**SOURCE MATERIAL:**
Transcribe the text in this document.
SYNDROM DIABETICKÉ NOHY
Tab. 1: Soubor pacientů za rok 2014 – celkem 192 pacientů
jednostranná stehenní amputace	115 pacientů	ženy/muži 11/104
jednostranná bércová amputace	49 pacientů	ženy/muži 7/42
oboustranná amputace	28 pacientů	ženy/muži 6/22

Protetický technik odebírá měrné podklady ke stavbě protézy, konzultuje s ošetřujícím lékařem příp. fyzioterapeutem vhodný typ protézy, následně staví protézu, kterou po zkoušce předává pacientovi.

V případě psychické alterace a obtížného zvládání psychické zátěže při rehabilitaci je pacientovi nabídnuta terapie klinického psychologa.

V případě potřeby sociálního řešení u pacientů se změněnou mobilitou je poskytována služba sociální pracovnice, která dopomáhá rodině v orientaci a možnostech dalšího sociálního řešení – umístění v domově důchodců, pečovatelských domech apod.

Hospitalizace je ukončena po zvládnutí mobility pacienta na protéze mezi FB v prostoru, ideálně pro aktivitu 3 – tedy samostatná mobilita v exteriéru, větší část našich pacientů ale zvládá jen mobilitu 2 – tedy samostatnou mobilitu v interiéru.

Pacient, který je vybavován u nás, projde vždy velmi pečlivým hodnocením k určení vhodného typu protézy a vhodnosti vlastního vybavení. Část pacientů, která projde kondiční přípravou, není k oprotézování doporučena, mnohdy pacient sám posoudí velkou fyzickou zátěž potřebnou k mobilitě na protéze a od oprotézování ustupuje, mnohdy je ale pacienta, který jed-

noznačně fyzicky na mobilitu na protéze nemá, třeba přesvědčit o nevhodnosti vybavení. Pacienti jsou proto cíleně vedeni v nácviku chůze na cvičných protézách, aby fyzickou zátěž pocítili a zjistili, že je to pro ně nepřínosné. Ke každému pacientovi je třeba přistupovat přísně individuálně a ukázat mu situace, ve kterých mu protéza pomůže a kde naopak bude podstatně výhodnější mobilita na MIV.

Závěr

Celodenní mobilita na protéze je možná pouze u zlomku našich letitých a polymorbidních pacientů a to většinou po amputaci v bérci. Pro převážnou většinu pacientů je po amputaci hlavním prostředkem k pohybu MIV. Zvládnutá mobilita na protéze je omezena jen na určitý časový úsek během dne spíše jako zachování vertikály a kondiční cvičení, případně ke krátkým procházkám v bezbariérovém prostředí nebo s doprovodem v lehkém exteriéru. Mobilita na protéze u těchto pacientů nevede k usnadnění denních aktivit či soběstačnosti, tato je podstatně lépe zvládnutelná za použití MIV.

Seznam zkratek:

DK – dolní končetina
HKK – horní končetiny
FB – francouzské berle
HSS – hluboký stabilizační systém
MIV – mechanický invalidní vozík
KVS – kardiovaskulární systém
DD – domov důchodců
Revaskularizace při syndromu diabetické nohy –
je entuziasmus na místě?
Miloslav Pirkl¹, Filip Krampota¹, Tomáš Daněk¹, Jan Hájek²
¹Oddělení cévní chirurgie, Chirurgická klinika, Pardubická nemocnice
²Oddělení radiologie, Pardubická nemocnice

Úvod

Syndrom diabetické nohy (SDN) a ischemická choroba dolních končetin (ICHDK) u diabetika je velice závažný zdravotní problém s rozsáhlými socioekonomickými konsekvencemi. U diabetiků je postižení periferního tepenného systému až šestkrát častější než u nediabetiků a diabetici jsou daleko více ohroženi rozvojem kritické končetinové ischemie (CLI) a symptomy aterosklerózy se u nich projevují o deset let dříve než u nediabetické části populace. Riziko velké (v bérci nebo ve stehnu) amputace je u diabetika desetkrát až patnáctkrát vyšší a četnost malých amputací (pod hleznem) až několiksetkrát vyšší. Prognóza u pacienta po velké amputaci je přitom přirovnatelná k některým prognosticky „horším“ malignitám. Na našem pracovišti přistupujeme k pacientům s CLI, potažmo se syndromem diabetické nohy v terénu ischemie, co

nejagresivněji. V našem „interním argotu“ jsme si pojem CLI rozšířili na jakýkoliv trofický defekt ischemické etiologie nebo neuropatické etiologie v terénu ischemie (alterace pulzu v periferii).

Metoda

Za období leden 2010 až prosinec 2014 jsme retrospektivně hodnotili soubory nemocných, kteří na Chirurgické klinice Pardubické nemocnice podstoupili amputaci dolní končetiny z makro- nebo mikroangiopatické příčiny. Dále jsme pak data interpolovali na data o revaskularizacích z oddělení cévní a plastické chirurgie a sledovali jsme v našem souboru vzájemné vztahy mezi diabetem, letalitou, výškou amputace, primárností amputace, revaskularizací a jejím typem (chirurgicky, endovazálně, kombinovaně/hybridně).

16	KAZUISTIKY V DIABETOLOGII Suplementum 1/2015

**GIVEN REQUEST:** Filter the entries down to the lines containing "Pardubická". Copy each of those lines.

**EXERCISE SOLUTION:**
¹Oddělení cévní chirurgie, Chirurgická klinika, Pardubická nemocnice
²Oddělení radiologie, Pardubická nemocnice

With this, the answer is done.